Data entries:
____________

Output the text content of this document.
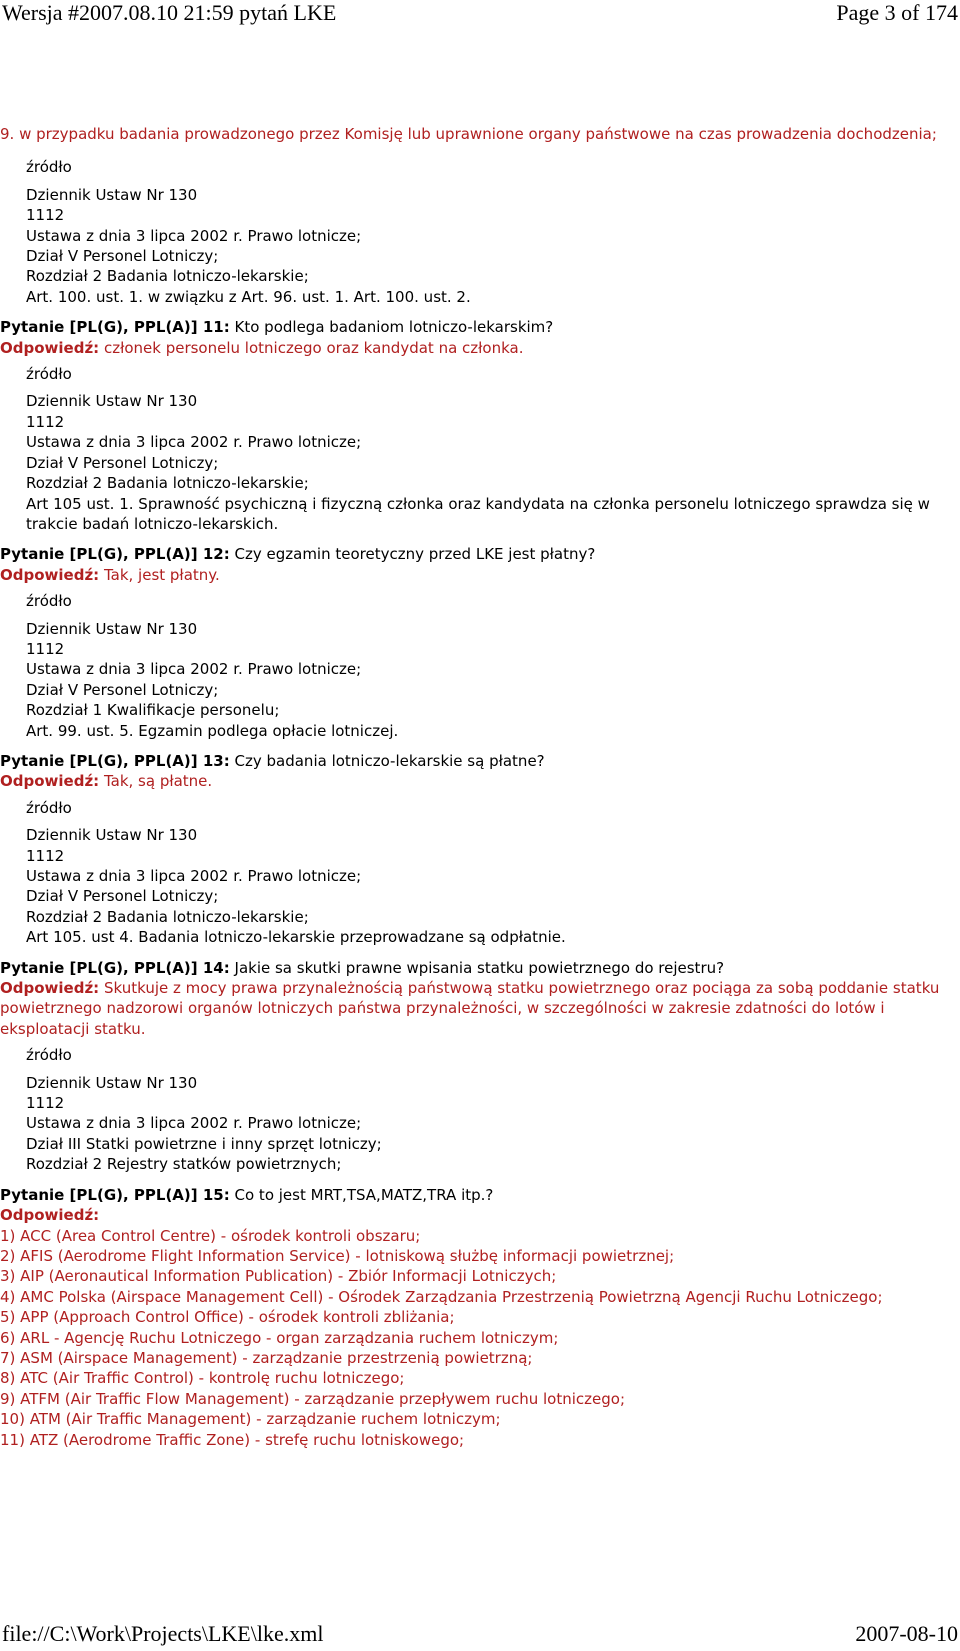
Wersja #2007.08.10 21:59 pytań LKE	Page 3 of 174
9. w przypadku badania prowadzonego przez Komisję lub uprawnione organy państwowe na czas prowadzenia dochodzenia;
źródło
Dziennik Ustaw Nr 130
1112
Ustawa z dnia 3 lipca 2002 r. Prawo lotnicze;
Dział V Personel Lotniczy;
Rozdział 2 Badania lotniczo-lekarskie;
Art. 100. ust. 1. w związku z Art. 96. ust. 1. Art. 100. ust. 2.
Pytanie [PL(G), PPL(A)] 11: Kto podlega badaniom lotniczo-lekarskim?
Odpowiedź: członek personelu lotniczego oraz kandydat na członka.
źródło
Dziennik Ustaw Nr 130
1112
Ustawa z dnia 3 lipca 2002 r. Prawo lotnicze;
Dział V Personel Lotniczy;
Rozdział 2 Badania lotniczo-lekarskie;
Art 105 ust. 1. Sprawność psychiczną i fizyczną członka oraz kandydata na członka personelu lotniczego sprawdza się w trakcie badań lotniczo-lekarskich.
Pytanie [PL(G), PPL(A)] 12: Czy egzamin teoretyczny przed LKE jest płatny?
Odpowiedź: Tak, jest płatny.
źródło
Dziennik Ustaw Nr 130
1112
Ustawa z dnia 3 lipca 2002 r. Prawo lotnicze;
Dział V Personel Lotniczy;
Rozdział 1 Kwalifikacje personelu;
Art. 99. ust. 5. Egzamin podlega opłacie lotniczej.
Pytanie [PL(G), PPL(A)] 13: Czy badania lotniczo-lekarskie są płatne?
Odpowiedź: Tak, są płatne.
źródło
Dziennik Ustaw Nr 130
1112
Ustawa z dnia 3 lipca 2002 r. Prawo lotnicze;
Dział V Personel Lotniczy;
Rozdział 2 Badania lotniczo-lekarskie;
Art 105. ust 4. Badania lotniczo-lekarskie przeprowadzane są odpłatnie.
Pytanie [PL(G), PPL(A)] 14: Jakie sa skutki prawne wpisania statku powietrznego do rejestru?
Odpowiedź: Skutkuje z mocy prawa przynależnością państwową statku powietrznego oraz pociąga za sobą poddanie statku powietrznego nadzorowi organów lotniczych państwa przynależności, w szczególności w zakresie zdatności do lotów i eksploatacji statku.
źródło
Dziennik Ustaw Nr 130
1112
Ustawa z dnia 3 lipca 2002 r. Prawo lotnicze;
Dział III Statki powietrzne i inny sprzęt lotniczy;
Rozdział 2 Rejestry statków powietrznych;
Pytanie [PL(G), PPL(A)] 15: Co to jest MRT,TSA,MATZ,TRA itp.?
Odpowiedź:
1) ACC (Area Control Centre) - ośrodek kontroli obszaru;
2) AFIS (Aerodrome Flight Information Service) - lotniskową służbę informacji powietrznej;
3) AIP (Aeronautical Information Publication) - Zbiór Informacji Lotniczych;
4) AMC Polska (Airspace Management Cell) - Ośrodek Zarządzania Przestrzenią Powietrzną Agencji Ruchu Lotniczego;
5) APP (Approach Control Office) - ośrodek kontroli zbliżania;
6) ARL - Agencję Ruchu Lotniczego - organ zarządzania ruchem lotniczym;
7) ASM (Airspace Management) - zarządzanie przestrzenią powietrzną;
8) ATC (Air Traffic Control) - kontrolę ruchu lotniczego;
9) ATFM (Air Traffic Flow Management) - zarządzanie przepływem ruchu lotniczego;
10) ATM (Air Traffic Management) - zarządzanie ruchem lotniczym;
11) ATZ (Aerodrome Traffic Zone) - strefę ruchu lotniskowego;
file://C:\Work\Projects\LKE\lke.xml	2007-08-10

____________

» **Task instructions**:
Using the records above, copy every line that has the word "statku" in it.

» **Exercise solution**:
Pytanie [PL(G), PPL(A)] 14: Jakie sa skutki prawne wpisania statku powietrznego do rejestru?
Odpowiedź: Skutkuje z mocy prawa przynależnością państwową statku powietrznego oraz pociąga za sobą poddanie statku powietrznego nadzorowi organów lotniczych państwa przynależności, w szczególności w zakresie zdatności do lotów i eksploatacji statku.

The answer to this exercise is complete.